◆ **Material for the task**
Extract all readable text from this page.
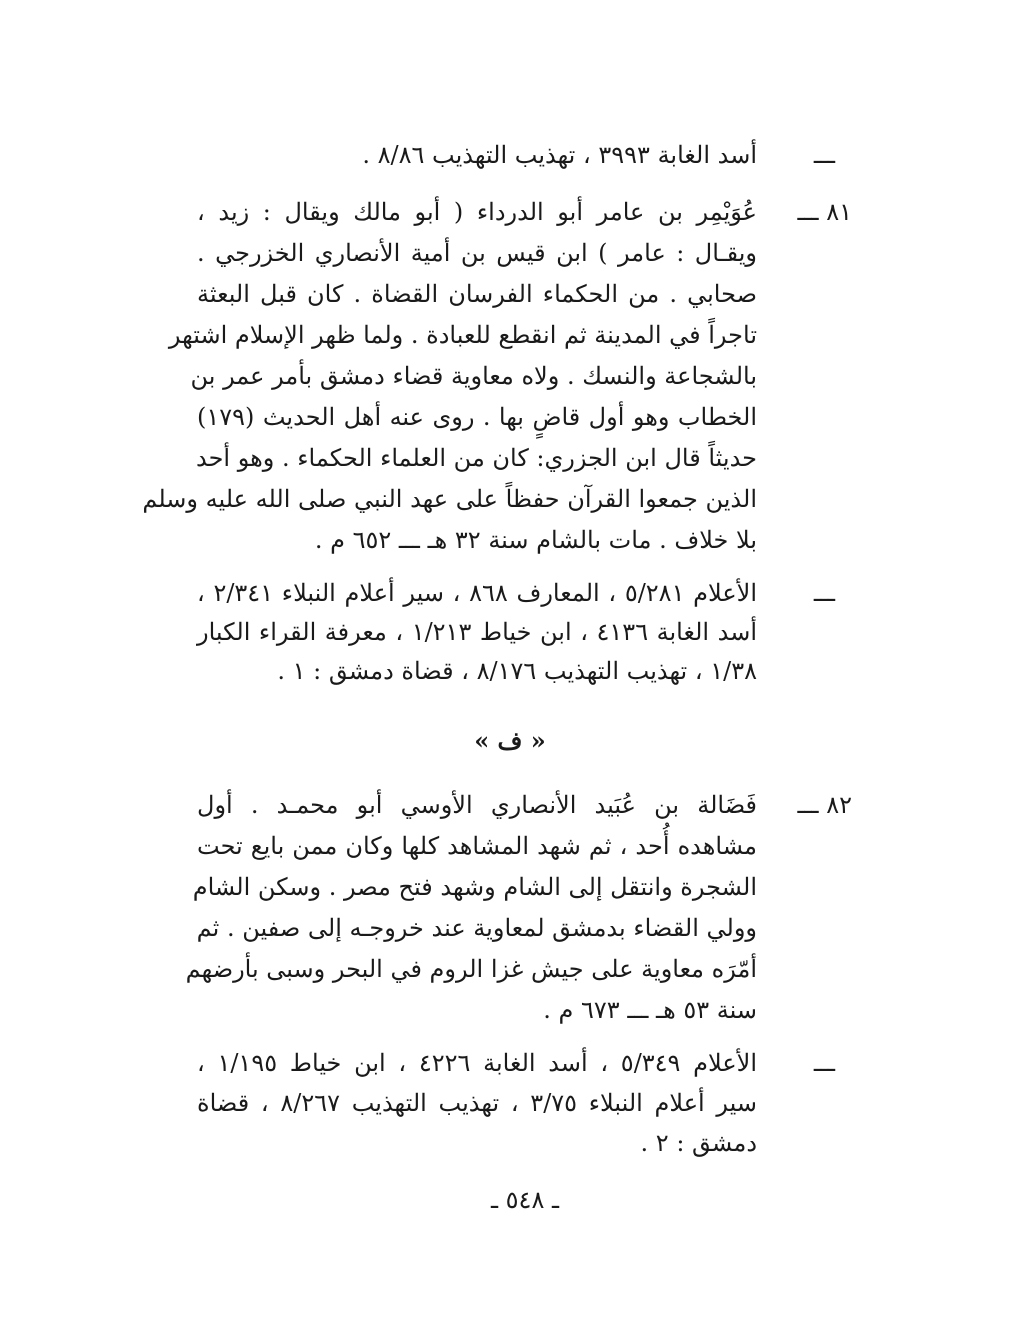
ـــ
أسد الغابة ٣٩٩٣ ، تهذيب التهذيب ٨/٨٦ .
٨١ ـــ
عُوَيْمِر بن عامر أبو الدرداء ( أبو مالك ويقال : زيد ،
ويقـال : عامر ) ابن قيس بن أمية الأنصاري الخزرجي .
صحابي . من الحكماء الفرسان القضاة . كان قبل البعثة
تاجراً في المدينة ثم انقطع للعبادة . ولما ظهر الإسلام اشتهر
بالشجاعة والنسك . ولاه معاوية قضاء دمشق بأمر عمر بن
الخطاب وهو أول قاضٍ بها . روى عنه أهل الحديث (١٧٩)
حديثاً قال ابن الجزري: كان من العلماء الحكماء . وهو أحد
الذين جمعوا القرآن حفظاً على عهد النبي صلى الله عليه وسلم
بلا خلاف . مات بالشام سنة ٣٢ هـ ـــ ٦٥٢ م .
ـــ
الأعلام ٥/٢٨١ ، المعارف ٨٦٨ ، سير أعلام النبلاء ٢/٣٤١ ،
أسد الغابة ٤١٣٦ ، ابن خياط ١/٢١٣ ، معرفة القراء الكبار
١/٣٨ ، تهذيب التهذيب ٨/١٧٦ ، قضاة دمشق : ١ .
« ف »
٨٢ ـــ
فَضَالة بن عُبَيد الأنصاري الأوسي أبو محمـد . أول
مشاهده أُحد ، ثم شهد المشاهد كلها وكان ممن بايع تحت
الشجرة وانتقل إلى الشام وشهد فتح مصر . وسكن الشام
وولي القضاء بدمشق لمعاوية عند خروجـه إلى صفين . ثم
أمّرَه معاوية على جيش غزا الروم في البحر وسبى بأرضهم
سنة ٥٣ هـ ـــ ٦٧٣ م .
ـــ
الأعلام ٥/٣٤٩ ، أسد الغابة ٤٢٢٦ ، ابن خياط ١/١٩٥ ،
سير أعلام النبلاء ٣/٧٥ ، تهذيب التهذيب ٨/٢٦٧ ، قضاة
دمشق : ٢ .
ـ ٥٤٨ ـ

◆ **Directive**
Gather each line in these records that contains the string "التهذيب".

◆ **Result**
أسد الغابة ٣٩٩٣ ، تهذيب التهذيب ٨/٨٦ .
١/٣٨ ، تهذيب التهذيب ٨/١٧٦ ، قضاة دمشق : ١ .
سير أعلام النبلاء ٣/٧٥ ، تهذيب التهذيب ٨/٢٦٧ ، قضاة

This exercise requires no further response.